Intra-family loans have sparked a huge fight between a Wall Street executive and his son-in-law.

Loaning money to family members is rife with perils, both for the giver and for the receiver.

Sibling squabbles can spark either side to regard the transaction as unfair. If a family member falls on hard times, the lender might not get paid back. And the IRS can take a dim view of things if it suspects the deal is a disguised present intended to evade taxes.

Throw in a board director at Bank of America, a contentious divorce, multimillion-dollar apartments in Manhattan and Chicago, handwritten notes never intended for public eyes and hints of potential mortgage fraud perpetrated on JPMorgan Chase and Morgan Stanley, and things get ugly.

That’s what is unfolding with an affluent Chicago couple in the midst of splitting up. The legal drama centers on R. David Yost, an independent director at Bank of America and a former CEO of the drug wholesaler AmerisourceBergen. As the dispute plays out in a federal court, it’s highlighting the thorns embedded in a favorite estate planning strategy used by the wealthy to transfer money to their heirs.

‘Ruh roh’
In September 2020, Yost sued his son-in-law, Morgan Carroll, in federal district court in Chicago to demand repayment of more than $8 million in loans he made to the couple years earlier. Only three months earlier, Yost’s daughter, Anne, had filed for divorce from Carroll.

Last fall, son-in-law Carroll fired back. In a counterclaim filed against Yost in September 2021 in the same case, Carroll asserted that the monies weren’t loans but instead disguised gifts that Yost made in order to evade federal taxes.

“As that famous philosopher Scooby-Doo would say, ‘ruh roh,'” Joel Crouch, an estate planning and business lawyer at the law firm Meadows Collier in Dallas, wrote in a blog post about the case.

The Bank of Mom and Dad
Intrafamily loans, in which one family member lends money to another in exchange for a promissory note to pay the money back, are often used to help an heir buy a home or start a business. For loans of $10,000 or more, the lender must charge a minimum interest rate, document things and require repayments. The rate can’t be lower than the applicable federal rate, a gauge that changes monthly and is around 1.9% for long-term loans as of February 2022. The gift tax ranges from 18% to 40%, depending on the giver’s taxable income.

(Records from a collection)
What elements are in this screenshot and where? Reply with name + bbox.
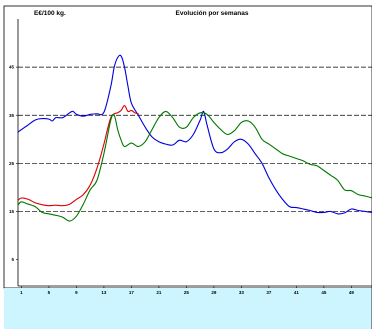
y-tick-label-35: 35 (9, 113, 15, 118)
y-axis-unit-label: E€/100 kg. (34, 10, 66, 17)
y-tick-label-25: 25 (9, 161, 15, 166)
x-tick-label-49: 49 (349, 290, 355, 295)
x-tick-label-37: 37 (266, 290, 272, 295)
x-tick-label-29: 29 (211, 290, 217, 295)
footer-band (4, 288, 372, 329)
series-line-1 (17, 54, 372, 215)
axes (16, 19, 372, 288)
x-tick-label-17: 17 (129, 290, 135, 295)
x-tick-label-45: 45 (321, 290, 327, 295)
chart-frame (3, 5, 372, 289)
x-tick-label-5: 5 (48, 290, 51, 295)
x-tick-label-13: 13 (101, 290, 107, 295)
y-tick-label-45: 45 (9, 65, 15, 70)
x-tick-label-21: 21 (156, 290, 162, 295)
x-tick-label-9: 9 (75, 290, 78, 295)
x-tick-label-25: 25 (184, 290, 190, 295)
series-line-2 (17, 105, 139, 207)
series-line-3 (17, 110, 372, 222)
x-tick-label-33: 33 (239, 290, 245, 295)
x-tick-label-1: 1 (20, 290, 23, 295)
series-lines (17, 54, 372, 222)
y-tick-label-5: 5 (11, 257, 14, 262)
chart-title: Evolución por semanas (176, 10, 249, 17)
x-tick-label-41: 41 (294, 290, 300, 295)
y-tick-label-15: 15 (9, 209, 15, 214)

• **GIVEN TASK 1**:
Answer these questions from the text on intrafamily loans.
(a) How much in loans did Yost sue his son-in-law to get repaid?
(b) In what month and year did Carroll file his counterclaim against Yost?
(c) What range does the gift tax span?
• **GIVEN TASK 2**:
Rewrite the text on intrafamily loans from "Last fall, son-in-law" to "evade federal taxes.", replacing "counterclaim" with "countersuit".

• **WRITTEN RESPONSE 1**:
(a) More than $8 million.
(b) September 2021.
(c) From 18% to 40%.

• **WRITTEN RESPONSE 2**:
Last fall, son-in-law Carroll fired back. In a countersuit filed against Yost in September 2021 in the same case, Carroll asserted that the monies weren’t loans but instead disguised gifts that Yost made in order to evade federal taxes.